>> BEGIN TASK DATA
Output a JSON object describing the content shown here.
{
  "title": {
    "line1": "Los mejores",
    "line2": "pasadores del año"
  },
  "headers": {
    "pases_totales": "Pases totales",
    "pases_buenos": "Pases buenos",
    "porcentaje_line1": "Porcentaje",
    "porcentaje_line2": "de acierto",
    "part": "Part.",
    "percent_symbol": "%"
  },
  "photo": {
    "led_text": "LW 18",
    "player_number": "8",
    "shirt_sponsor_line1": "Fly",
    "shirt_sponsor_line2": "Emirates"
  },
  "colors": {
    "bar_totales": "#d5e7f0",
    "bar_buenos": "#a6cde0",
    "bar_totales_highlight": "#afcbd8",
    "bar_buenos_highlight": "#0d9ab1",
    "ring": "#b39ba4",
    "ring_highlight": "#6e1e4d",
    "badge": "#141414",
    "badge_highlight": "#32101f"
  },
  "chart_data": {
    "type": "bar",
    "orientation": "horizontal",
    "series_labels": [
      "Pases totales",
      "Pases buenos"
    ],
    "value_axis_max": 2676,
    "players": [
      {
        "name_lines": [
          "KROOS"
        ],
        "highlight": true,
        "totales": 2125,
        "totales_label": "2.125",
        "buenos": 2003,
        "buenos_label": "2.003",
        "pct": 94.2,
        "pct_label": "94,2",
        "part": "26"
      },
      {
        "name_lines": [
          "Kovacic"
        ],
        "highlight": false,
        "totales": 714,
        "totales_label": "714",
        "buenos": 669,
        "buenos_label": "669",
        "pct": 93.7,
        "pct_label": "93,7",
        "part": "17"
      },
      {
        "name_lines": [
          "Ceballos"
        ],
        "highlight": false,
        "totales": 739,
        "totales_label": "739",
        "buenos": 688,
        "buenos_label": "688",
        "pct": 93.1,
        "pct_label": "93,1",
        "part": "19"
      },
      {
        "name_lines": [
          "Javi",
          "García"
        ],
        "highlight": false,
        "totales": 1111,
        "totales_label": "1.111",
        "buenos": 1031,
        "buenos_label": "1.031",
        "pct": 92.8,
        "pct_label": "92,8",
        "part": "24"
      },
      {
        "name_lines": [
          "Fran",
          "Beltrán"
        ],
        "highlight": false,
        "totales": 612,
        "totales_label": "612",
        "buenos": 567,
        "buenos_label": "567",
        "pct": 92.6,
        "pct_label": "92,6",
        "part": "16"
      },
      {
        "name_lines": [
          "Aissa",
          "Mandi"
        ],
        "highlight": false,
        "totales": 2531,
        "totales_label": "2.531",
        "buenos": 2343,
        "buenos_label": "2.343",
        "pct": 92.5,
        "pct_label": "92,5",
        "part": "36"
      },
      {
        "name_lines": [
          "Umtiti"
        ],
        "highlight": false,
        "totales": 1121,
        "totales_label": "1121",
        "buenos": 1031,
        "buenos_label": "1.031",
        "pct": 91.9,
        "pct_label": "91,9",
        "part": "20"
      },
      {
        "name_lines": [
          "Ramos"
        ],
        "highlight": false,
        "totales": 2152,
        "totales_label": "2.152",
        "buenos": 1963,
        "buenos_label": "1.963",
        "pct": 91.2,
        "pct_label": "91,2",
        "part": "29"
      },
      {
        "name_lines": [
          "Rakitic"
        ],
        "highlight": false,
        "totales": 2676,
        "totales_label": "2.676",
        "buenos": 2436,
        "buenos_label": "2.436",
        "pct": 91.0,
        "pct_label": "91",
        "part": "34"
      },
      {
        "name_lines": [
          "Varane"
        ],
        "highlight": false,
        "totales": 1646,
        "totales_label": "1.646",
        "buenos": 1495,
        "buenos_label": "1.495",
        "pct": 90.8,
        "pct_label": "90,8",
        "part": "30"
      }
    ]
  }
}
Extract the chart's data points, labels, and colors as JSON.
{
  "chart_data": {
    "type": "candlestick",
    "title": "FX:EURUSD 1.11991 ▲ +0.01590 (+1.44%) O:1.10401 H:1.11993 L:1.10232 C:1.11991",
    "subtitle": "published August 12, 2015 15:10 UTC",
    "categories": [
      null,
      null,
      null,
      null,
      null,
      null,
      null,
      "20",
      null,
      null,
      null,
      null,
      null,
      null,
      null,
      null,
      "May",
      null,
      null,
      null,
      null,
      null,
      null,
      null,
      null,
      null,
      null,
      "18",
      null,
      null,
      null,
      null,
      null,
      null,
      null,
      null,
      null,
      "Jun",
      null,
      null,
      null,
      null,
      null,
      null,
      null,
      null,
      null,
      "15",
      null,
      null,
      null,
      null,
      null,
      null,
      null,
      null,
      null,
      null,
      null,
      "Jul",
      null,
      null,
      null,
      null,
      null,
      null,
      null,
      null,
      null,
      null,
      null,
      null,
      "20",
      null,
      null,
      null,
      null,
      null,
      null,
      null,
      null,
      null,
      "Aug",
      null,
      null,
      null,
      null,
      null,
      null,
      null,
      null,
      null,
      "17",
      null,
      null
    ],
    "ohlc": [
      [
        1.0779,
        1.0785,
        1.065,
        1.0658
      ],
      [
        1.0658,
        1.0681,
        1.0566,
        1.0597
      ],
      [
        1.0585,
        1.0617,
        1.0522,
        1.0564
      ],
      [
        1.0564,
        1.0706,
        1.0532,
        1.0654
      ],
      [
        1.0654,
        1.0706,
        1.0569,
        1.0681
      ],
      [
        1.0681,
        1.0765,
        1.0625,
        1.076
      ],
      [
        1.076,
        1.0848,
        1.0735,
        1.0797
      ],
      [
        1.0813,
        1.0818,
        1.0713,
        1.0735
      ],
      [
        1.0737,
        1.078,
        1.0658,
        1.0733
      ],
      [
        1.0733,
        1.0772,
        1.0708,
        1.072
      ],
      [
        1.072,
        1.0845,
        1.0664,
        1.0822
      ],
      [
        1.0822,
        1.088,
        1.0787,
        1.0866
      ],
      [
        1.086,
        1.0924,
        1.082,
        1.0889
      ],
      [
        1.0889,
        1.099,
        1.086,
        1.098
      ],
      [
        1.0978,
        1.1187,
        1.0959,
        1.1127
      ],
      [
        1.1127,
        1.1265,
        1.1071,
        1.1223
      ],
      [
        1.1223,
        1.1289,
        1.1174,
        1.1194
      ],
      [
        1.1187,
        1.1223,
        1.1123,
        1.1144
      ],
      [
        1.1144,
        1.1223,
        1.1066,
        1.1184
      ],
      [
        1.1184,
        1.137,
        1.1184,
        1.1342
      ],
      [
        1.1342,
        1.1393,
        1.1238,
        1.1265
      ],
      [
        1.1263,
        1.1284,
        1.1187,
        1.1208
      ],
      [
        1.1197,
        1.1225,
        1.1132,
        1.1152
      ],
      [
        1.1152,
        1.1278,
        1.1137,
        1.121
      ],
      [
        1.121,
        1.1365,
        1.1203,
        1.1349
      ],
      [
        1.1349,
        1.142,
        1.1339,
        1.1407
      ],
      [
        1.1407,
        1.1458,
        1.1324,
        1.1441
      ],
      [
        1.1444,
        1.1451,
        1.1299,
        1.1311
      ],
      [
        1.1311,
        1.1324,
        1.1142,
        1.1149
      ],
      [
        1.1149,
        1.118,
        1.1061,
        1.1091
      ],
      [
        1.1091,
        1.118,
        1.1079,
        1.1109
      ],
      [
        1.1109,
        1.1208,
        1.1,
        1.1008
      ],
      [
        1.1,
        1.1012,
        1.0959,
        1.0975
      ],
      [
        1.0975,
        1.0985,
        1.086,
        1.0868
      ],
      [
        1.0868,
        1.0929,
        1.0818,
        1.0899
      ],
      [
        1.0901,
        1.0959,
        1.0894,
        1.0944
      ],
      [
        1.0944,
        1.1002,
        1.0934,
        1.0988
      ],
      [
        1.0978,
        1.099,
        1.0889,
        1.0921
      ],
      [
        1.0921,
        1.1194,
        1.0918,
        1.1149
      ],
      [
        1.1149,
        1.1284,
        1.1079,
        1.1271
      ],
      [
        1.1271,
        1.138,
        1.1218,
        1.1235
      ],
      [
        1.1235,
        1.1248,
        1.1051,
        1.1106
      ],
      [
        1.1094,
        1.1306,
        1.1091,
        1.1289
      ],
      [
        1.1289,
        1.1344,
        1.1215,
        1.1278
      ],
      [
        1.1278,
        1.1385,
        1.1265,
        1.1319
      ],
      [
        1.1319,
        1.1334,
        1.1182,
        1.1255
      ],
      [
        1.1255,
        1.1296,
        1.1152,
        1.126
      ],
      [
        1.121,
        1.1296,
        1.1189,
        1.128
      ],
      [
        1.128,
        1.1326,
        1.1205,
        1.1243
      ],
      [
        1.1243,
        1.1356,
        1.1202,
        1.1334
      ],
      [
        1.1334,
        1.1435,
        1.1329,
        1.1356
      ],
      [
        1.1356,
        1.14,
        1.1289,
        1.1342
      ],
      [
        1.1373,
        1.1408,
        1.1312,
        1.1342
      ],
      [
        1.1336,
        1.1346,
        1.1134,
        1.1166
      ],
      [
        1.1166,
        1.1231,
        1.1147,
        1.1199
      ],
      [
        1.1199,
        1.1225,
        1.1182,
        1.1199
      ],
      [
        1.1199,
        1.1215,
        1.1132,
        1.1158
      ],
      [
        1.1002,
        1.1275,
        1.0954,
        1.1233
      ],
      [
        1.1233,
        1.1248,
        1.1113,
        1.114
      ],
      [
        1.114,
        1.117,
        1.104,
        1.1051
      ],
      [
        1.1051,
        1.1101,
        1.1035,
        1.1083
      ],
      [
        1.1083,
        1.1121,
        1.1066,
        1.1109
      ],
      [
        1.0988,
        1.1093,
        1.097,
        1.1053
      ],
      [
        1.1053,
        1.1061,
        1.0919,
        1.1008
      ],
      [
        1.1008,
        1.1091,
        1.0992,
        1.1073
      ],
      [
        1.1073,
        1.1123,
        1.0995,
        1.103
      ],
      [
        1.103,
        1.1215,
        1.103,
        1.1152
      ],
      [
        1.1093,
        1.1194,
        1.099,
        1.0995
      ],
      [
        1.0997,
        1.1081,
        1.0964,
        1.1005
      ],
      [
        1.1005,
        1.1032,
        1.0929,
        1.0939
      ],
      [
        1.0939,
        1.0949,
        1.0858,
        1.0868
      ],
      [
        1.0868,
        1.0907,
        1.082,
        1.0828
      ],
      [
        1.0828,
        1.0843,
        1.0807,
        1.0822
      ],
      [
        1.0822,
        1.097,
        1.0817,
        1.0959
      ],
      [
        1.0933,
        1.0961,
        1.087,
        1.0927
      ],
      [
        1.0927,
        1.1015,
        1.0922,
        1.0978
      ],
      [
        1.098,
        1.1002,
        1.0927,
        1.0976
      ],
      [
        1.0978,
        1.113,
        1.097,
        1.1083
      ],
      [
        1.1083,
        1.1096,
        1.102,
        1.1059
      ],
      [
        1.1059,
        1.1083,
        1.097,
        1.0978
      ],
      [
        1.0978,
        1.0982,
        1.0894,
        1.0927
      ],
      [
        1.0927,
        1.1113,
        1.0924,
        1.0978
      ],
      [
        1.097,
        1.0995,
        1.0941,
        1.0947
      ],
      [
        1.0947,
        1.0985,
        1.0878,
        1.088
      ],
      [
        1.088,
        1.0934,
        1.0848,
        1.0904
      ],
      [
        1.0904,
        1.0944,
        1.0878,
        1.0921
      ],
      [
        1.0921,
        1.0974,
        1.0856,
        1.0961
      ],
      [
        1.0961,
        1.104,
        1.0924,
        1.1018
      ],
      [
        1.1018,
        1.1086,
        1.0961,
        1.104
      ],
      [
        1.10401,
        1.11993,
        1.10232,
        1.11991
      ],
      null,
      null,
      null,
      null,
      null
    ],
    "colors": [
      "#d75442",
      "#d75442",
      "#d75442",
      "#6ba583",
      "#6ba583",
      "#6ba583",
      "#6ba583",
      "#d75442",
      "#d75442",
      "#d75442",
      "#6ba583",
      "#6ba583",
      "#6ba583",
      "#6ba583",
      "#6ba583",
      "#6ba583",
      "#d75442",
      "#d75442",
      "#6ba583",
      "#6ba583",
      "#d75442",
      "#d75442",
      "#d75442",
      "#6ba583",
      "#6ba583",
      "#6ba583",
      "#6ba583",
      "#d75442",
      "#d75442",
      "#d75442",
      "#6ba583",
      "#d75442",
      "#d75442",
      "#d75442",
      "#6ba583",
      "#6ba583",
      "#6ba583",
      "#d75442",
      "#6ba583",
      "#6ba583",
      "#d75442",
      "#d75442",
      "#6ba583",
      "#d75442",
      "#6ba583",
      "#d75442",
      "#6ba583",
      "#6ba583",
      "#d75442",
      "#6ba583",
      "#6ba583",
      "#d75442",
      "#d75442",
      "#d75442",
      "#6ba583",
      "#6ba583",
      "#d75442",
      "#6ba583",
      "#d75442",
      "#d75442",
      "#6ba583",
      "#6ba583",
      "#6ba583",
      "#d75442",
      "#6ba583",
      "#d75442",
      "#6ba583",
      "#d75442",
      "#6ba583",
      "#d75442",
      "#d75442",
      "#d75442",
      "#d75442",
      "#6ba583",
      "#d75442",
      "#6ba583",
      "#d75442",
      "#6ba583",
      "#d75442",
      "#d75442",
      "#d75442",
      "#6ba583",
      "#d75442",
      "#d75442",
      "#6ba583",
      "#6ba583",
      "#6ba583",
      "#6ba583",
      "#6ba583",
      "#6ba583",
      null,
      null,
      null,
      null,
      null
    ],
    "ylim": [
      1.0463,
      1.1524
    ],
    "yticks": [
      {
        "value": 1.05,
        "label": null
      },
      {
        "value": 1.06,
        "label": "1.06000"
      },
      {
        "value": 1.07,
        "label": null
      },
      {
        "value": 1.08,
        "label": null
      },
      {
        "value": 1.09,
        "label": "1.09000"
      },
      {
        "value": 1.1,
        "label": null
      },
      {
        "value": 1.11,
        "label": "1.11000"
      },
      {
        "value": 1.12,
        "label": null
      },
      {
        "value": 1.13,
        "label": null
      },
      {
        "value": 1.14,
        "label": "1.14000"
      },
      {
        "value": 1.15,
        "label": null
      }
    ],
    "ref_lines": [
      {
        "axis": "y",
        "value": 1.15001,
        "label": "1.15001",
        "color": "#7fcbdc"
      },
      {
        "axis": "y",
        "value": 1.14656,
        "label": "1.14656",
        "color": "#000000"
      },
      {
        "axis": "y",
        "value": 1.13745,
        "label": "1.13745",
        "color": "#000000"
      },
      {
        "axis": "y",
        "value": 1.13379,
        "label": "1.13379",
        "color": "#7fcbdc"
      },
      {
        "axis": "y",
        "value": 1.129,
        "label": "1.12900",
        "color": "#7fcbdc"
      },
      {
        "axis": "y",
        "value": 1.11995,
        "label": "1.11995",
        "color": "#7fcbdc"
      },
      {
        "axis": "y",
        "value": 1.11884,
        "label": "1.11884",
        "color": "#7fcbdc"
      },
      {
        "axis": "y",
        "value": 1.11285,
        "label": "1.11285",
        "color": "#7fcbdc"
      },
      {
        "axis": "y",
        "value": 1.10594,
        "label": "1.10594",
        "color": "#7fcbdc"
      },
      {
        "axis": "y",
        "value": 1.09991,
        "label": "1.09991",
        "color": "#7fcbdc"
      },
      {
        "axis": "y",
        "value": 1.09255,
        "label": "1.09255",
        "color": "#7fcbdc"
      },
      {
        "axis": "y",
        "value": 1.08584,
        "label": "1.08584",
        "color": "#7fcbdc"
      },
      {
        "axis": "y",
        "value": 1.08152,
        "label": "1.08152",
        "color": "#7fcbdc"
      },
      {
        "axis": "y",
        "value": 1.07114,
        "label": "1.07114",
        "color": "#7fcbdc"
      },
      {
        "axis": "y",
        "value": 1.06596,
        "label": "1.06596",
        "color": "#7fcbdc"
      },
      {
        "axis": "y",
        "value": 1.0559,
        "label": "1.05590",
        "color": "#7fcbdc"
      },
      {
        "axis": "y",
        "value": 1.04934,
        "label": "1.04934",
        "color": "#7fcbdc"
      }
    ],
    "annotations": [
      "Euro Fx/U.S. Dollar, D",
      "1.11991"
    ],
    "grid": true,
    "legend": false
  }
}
>> END TASK DATA
• _STATED PROBLEM_: Return each line among the entries that holds the word "JSON".

• _EXPECTED ANSWER_:
Output a JSON object describing the content shown here.
Extract the chart's data points, labels, and colors as JSON.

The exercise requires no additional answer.